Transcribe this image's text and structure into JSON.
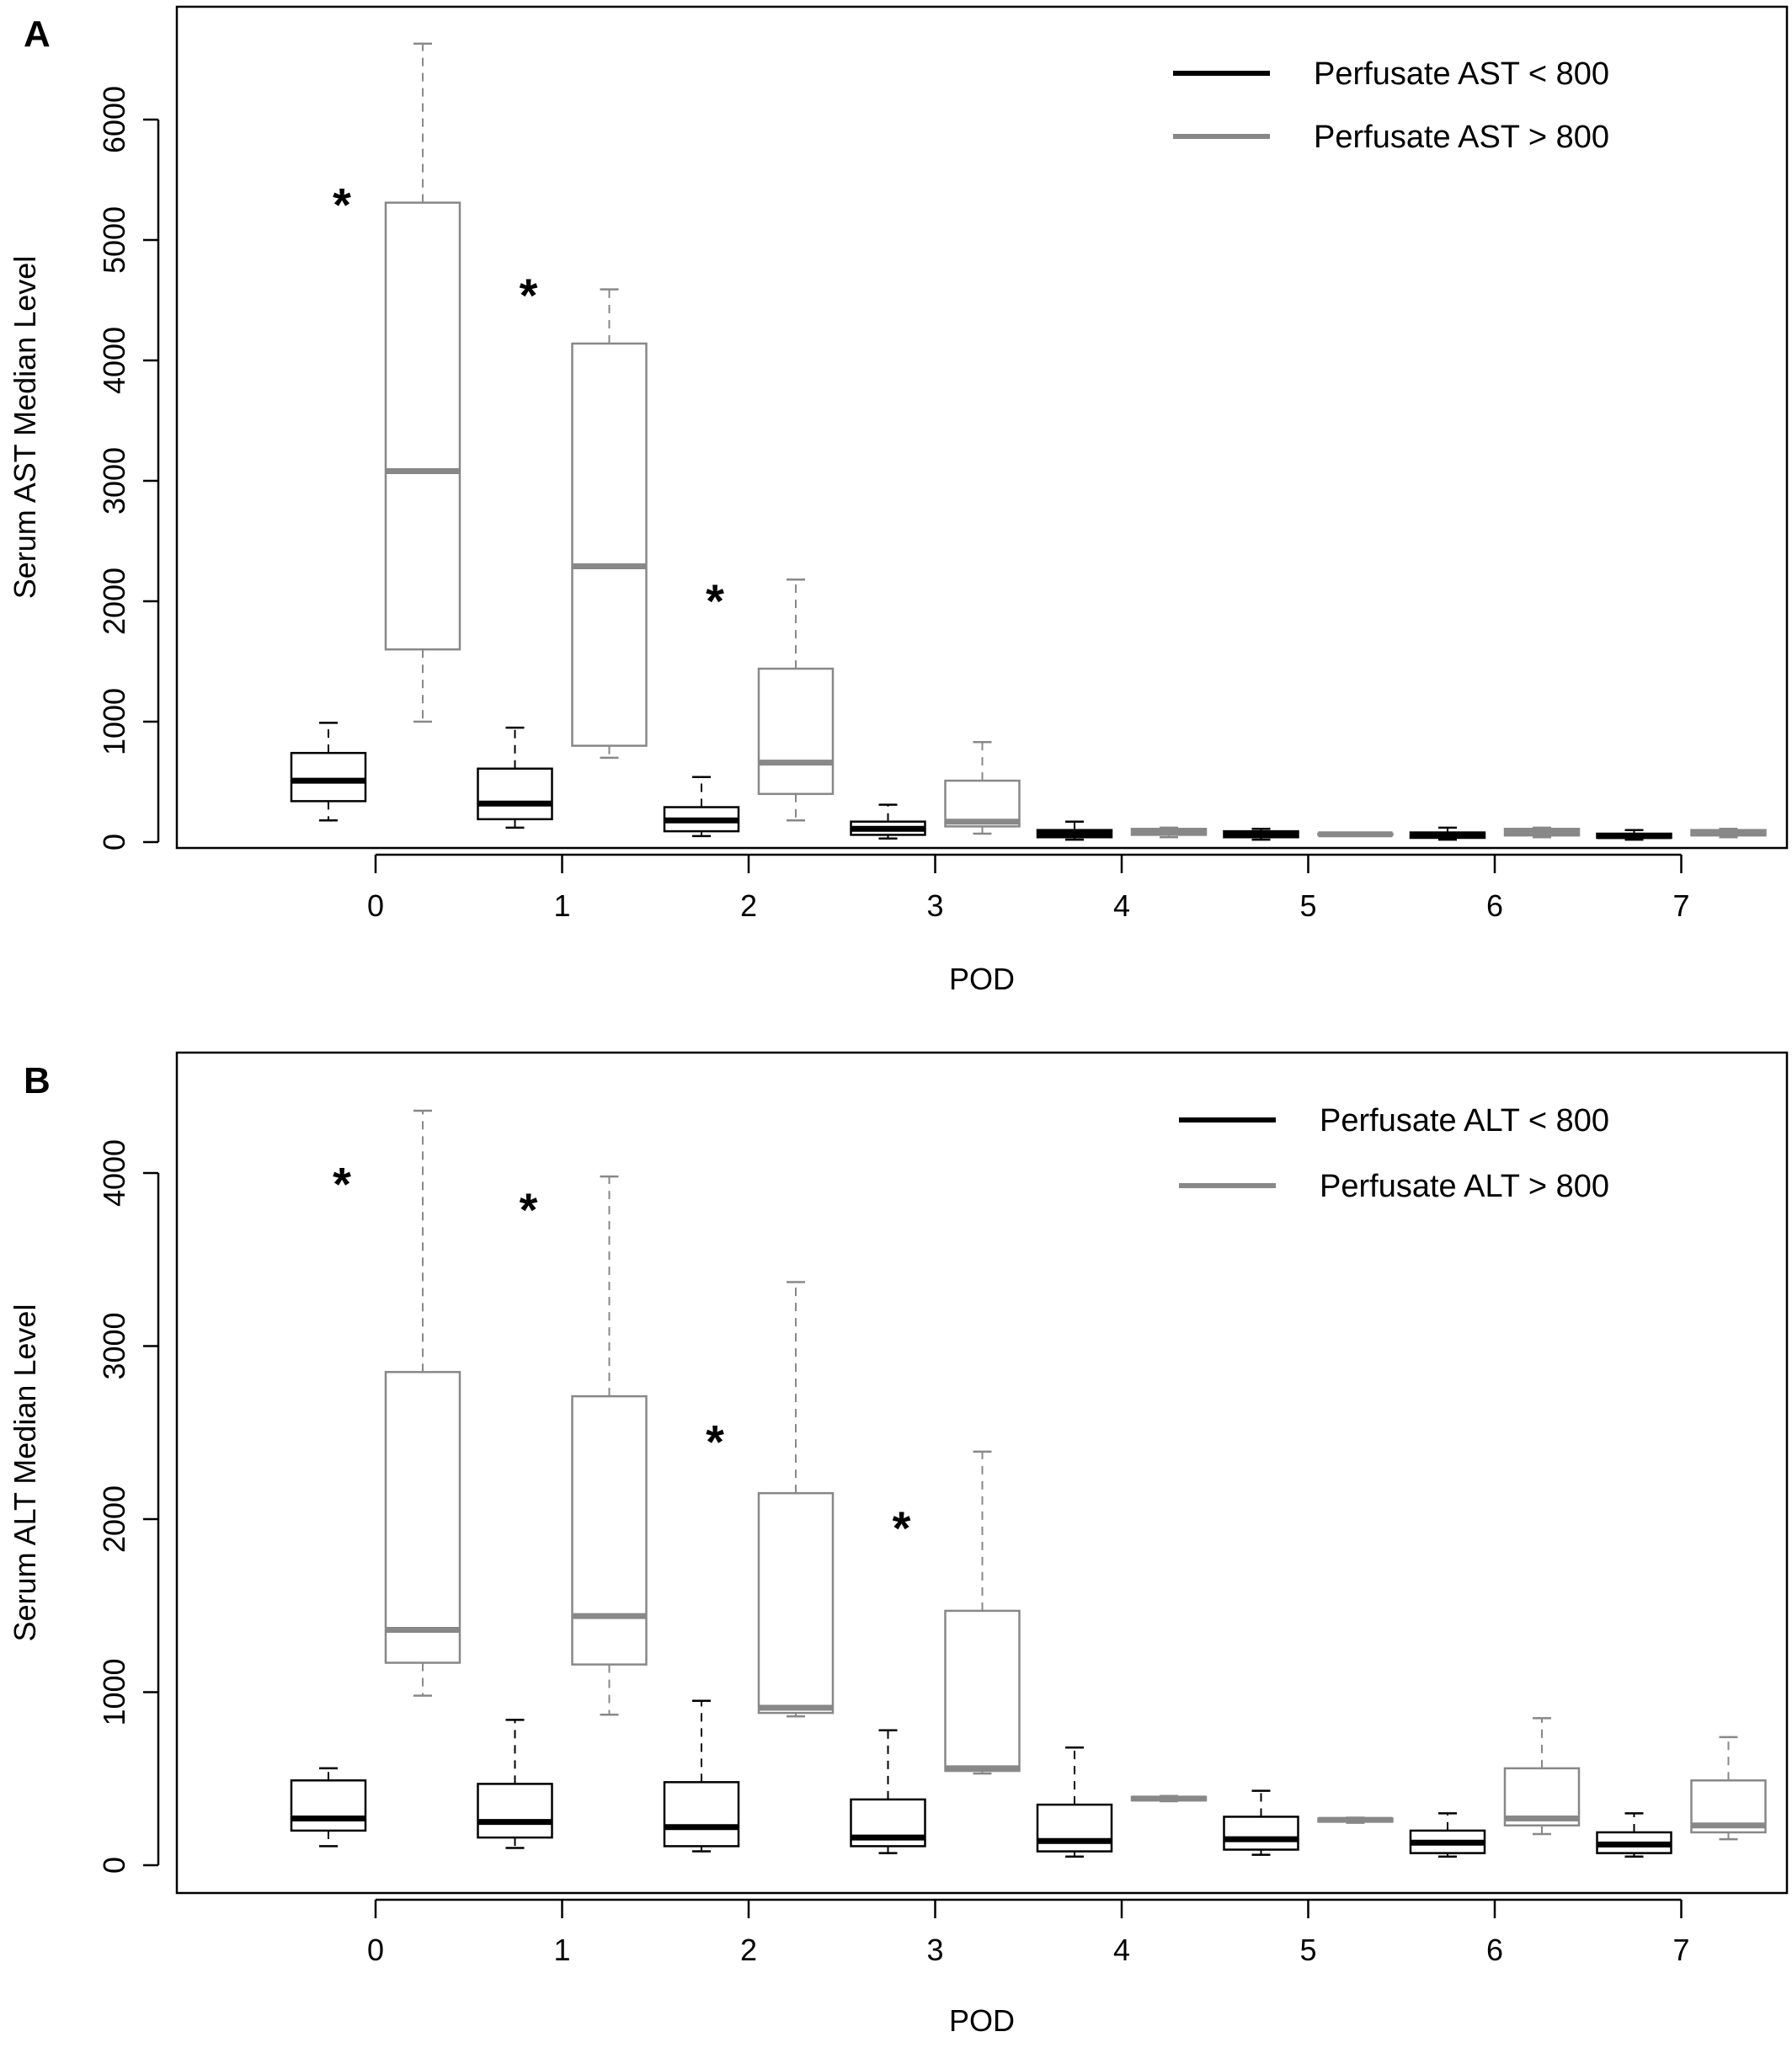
{
  "chart_data": [
    {
      "panel_label": "A",
      "type": "boxplot",
      "xlabel": "POD",
      "ylabel": "Serum AST Median Level",
      "categories": [
        "0",
        "1",
        "2",
        "3",
        "4",
        "5",
        "6",
        "7"
      ],
      "yticks": [
        "0",
        "1000",
        "2000",
        "3000",
        "4000",
        "5000",
        "6000"
      ],
      "ylim": [
        -80,
        6850
      ],
      "series": [
        {
          "name": "Perfusate AST < 800",
          "color": "#000000",
          "boxes": [
            {
              "whisker_low": 180,
              "q1": 340,
              "median": 510,
              "q3": 740,
              "whisker_high": 990
            },
            {
              "whisker_low": 120,
              "q1": 190,
              "median": 320,
              "q3": 610,
              "whisker_high": 950
            },
            {
              "whisker_low": 50,
              "q1": 90,
              "median": 180,
              "q3": 290,
              "whisker_high": 540
            },
            {
              "whisker_low": 30,
              "q1": 60,
              "median": 110,
              "q3": 170,
              "whisker_high": 310
            },
            {
              "whisker_low": 20,
              "q1": 40,
              "median": 70,
              "q3": 100,
              "whisker_high": 170
            },
            {
              "whisker_low": 20,
              "q1": 40,
              "median": 60,
              "q3": 90,
              "whisker_high": 110
            },
            {
              "whisker_low": 20,
              "q1": 35,
              "median": 55,
              "q3": 80,
              "whisker_high": 120
            },
            {
              "whisker_low": 20,
              "q1": 35,
              "median": 50,
              "q3": 70,
              "whisker_high": 100
            }
          ]
        },
        {
          "name": "Perfusate AST > 800",
          "color": "#888888",
          "boxes": [
            {
              "whisker_low": 1000,
              "q1": 1600,
              "median": 3080,
              "q3": 5310,
              "whisker_high": 6630
            },
            {
              "whisker_low": 700,
              "q1": 800,
              "median": 2290,
              "q3": 4140,
              "whisker_high": 4590
            },
            {
              "whisker_low": 180,
              "q1": 400,
              "median": 660,
              "q3": 1440,
              "whisker_high": 2180
            },
            {
              "whisker_low": 70,
              "q1": 130,
              "median": 170,
              "q3": 510,
              "whisker_high": 830
            },
            {
              "whisker_low": 40,
              "q1": 60,
              "median": 90,
              "q3": 110,
              "whisker_high": 120
            },
            {
              "whisker_low": 55,
              "q1": 60,
              "median": 65,
              "q3": 70,
              "whisker_high": 75
            },
            {
              "whisker_low": 40,
              "q1": 55,
              "median": 80,
              "q3": 110,
              "whisker_high": 120
            },
            {
              "whisker_low": 40,
              "q1": 55,
              "median": 75,
              "q3": 100,
              "whisker_high": 110
            }
          ]
        }
      ],
      "significance_marker": "*",
      "significant_pods": [
        0,
        1,
        2
      ],
      "significance_y": [
        5310,
        4560,
        2020
      ],
      "legend_position": "top-right"
    },
    {
      "panel_label": "B",
      "type": "boxplot",
      "xlabel": "POD",
      "ylabel": "Serum ALT Median Level",
      "categories": [
        "0",
        "1",
        "2",
        "3",
        "4",
        "5",
        "6",
        "7"
      ],
      "yticks": [
        "0",
        "1000",
        "2000",
        "3000",
        "4000"
      ],
      "ylim": [
        -110,
        4530
      ],
      "series": [
        {
          "name": "Perfusate ALT < 800",
          "color": "#000000",
          "boxes": [
            {
              "whisker_low": 110,
              "q1": 200,
              "median": 270,
              "q3": 490,
              "whisker_high": 560
            },
            {
              "whisker_low": 100,
              "q1": 160,
              "median": 250,
              "q3": 470,
              "whisker_high": 840
            },
            {
              "whisker_low": 80,
              "q1": 110,
              "median": 220,
              "q3": 480,
              "whisker_high": 950
            },
            {
              "whisker_low": 70,
              "q1": 110,
              "median": 160,
              "q3": 380,
              "whisker_high": 780
            },
            {
              "whisker_low": 50,
              "q1": 80,
              "median": 140,
              "q3": 350,
              "whisker_high": 680
            },
            {
              "whisker_low": 60,
              "q1": 90,
              "median": 150,
              "q3": 280,
              "whisker_high": 430
            },
            {
              "whisker_low": 50,
              "q1": 70,
              "median": 130,
              "q3": 200,
              "whisker_high": 300
            },
            {
              "whisker_low": 50,
              "q1": 70,
              "median": 120,
              "q3": 190,
              "whisker_high": 300
            }
          ]
        },
        {
          "name": "Perfusate ALT > 800",
          "color": "#888888",
          "boxes": [
            {
              "whisker_low": 980,
              "q1": 1170,
              "median": 1360,
              "q3": 2850,
              "whisker_high": 4360
            },
            {
              "whisker_low": 870,
              "q1": 1160,
              "median": 1440,
              "q3": 2710,
              "whisker_high": 3980
            },
            {
              "whisker_low": 860,
              "q1": 880,
              "median": 910,
              "q3": 2150,
              "whisker_high": 3370
            },
            {
              "whisker_low": 530,
              "q1": 545,
              "median": 560,
              "q3": 1470,
              "whisker_high": 2390
            },
            {
              "whisker_low": 370,
              "q1": 375,
              "median": 385,
              "q3": 395,
              "whisker_high": 400
            },
            {
              "whisker_low": 245,
              "q1": 252,
              "median": 262,
              "q3": 270,
              "whisker_high": 275
            },
            {
              "whisker_low": 180,
              "q1": 230,
              "median": 270,
              "q3": 560,
              "whisker_high": 850
            },
            {
              "whisker_low": 150,
              "q1": 190,
              "median": 230,
              "q3": 490,
              "whisker_high": 740
            }
          ]
        }
      ],
      "significance_marker": "*",
      "significant_pods": [
        0,
        1,
        2,
        3
      ],
      "significance_y": [
        3950,
        3800,
        2460,
        1960
      ],
      "legend_position": "top-right"
    }
  ]
}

▸ **The request**: Except for the pictures, print the data above exactly.

▸ **Exercise solution**:
Transcribe this image's text and structure into JSON.
{
  "chart_data": [
    {
      "panel_label": "A",
      "type": "boxplot",
      "xlabel": "POD",
      "ylabel": "Serum AST Median Level",
      "categories": [
        "0",
        "1",
        "2",
        "3",
        "4",
        "5",
        "6",
        "7"
      ],
      "yticks": [
        "0",
        "1000",
        "2000",
        "3000",
        "4000",
        "5000",
        "6000"
      ],
      "ylim": [
        -80,
        6850
      ],
      "series": [
        {
          "name": "Perfusate AST < 800",
          "color": "#000000",
          "boxes": [
            {
              "whisker_low": 180,
              "q1": 340,
              "median": 510,
              "q3": 740,
              "whisker_high": 990
            },
            {
              "whisker_low": 120,
              "q1": 190,
              "median": 320,
              "q3": 610,
              "whisker_high": 950
            },
            {
              "whisker_low": 50,
              "q1": 90,
              "median": 180,
              "q3": 290,
              "whisker_high": 540
            },
            {
              "whisker_low": 30,
              "q1": 60,
              "median": 110,
              "q3": 170,
              "whisker_high": 310
            },
            {
              "whisker_low": 20,
              "q1": 40,
              "median": 70,
              "q3": 100,
              "whisker_high": 170
            },
            {
              "whisker_low": 20,
              "q1": 40,
              "median": 60,
              "q3": 90,
              "whisker_high": 110
            },
            {
              "whisker_low": 20,
              "q1": 35,
              "median": 55,
              "q3": 80,
              "whisker_high": 120
            },
            {
              "whisker_low": 20,
              "q1": 35,
              "median": 50,
              "q3": 70,
              "whisker_high": 100
            }
          ]
        },
        {
          "name": "Perfusate AST > 800",
          "color": "#888888",
          "boxes": [
            {
              "whisker_low": 1000,
              "q1": 1600,
              "median": 3080,
              "q3": 5310,
              "whisker_high": 6630
            },
            {
              "whisker_low": 700,
              "q1": 800,
              "median": 2290,
              "q3": 4140,
              "whisker_high": 4590
            },
            {
              "whisker_low": 180,
              "q1": 400,
              "median": 660,
              "q3": 1440,
              "whisker_high": 2180
            },
            {
              "whisker_low": 70,
              "q1": 130,
              "median": 170,
              "q3": 510,
              "whisker_high": 830
            },
            {
              "whisker_low": 40,
              "q1": 60,
              "median": 90,
              "q3": 110,
              "whisker_high": 120
            },
            {
              "whisker_low": 55,
              "q1": 60,
              "median": 65,
              "q3": 70,
              "whisker_high": 75
            },
            {
              "whisker_low": 40,
              "q1": 55,
              "median": 80,
              "q3": 110,
              "whisker_high": 120
            },
            {
              "whisker_low": 40,
              "q1": 55,
              "median": 75,
              "q3": 100,
              "whisker_high": 110
            }
          ]
        }
      ],
      "significance_marker": "*",
      "significant_pods": [
        0,
        1,
        2
      ],
      "significance_y": [
        5310,
        4560,
        2020
      ],
      "legend_position": "top-right"
    },
    {
      "panel_label": "B",
      "type": "boxplot",
      "xlabel": "POD",
      "ylabel": "Serum ALT Median Level",
      "categories": [
        "0",
        "1",
        "2",
        "3",
        "4",
        "5",
        "6",
        "7"
      ],
      "yticks": [
        "0",
        "1000",
        "2000",
        "3000",
        "4000"
      ],
      "ylim": [
        -110,
        4530
      ],
      "series": [
        {
          "name": "Perfusate ALT < 800",
          "color": "#000000",
          "boxes": [
            {
              "whisker_low": 110,
              "q1": 200,
              "median": 270,
              "q3": 490,
              "whisker_high": 560
            },
            {
              "whisker_low": 100,
              "q1": 160,
              "median": 250,
              "q3": 470,
              "whisker_high": 840
            },
            {
              "whisker_low": 80,
              "q1": 110,
              "median": 220,
              "q3": 480,
              "whisker_high": 950
            },
            {
              "whisker_low": 70,
              "q1": 110,
              "median": 160,
              "q3": 380,
              "whisker_high": 780
            },
            {
              "whisker_low": 50,
              "q1": 80,
              "median": 140,
              "q3": 350,
              "whisker_high": 680
            },
            {
              "whisker_low": 60,
              "q1": 90,
              "median": 150,
              "q3": 280,
              "whisker_high": 430
            },
            {
              "whisker_low": 50,
              "q1": 70,
              "median": 130,
              "q3": 200,
              "whisker_high": 300
            },
            {
              "whisker_low": 50,
              "q1": 70,
              "median": 120,
              "q3": 190,
              "whisker_high": 300
            }
          ]
        },
        {
          "name": "Perfusate ALT > 800",
          "color": "#888888",
          "boxes": [
            {
              "whisker_low": 980,
              "q1": 1170,
              "median": 1360,
              "q3": 2850,
              "whisker_high": 4360
            },
            {
              "whisker_low": 870,
              "q1": 1160,
              "median": 1440,
              "q3": 2710,
              "whisker_high": 3980
            },
            {
              "whisker_low": 860,
              "q1": 880,
              "median": 910,
              "q3": 2150,
              "whisker_high": 3370
            },
            {
              "whisker_low": 530,
              "q1": 545,
              "median": 560,
              "q3": 1470,
              "whisker_high": 2390
            },
            {
              "whisker_low": 370,
              "q1": 375,
              "median": 385,
              "q3": 395,
              "whisker_high": 400
            },
            {
              "whisker_low": 245,
              "q1": 252,
              "median": 262,
              "q3": 270,
              "whisker_high": 275
            },
            {
              "whisker_low": 180,
              "q1": 230,
              "median": 270,
              "q3": 560,
              "whisker_high": 850
            },
            {
              "whisker_low": 150,
              "q1": 190,
              "median": 230,
              "q3": 490,
              "whisker_high": 740
            }
          ]
        }
      ],
      "significance_marker": "*",
      "significant_pods": [
        0,
        1,
        2,
        3
      ],
      "significance_y": [
        3950,
        3800,
        2460,
        1960
      ],
      "legend_position": "top-right"
    }
  ]
}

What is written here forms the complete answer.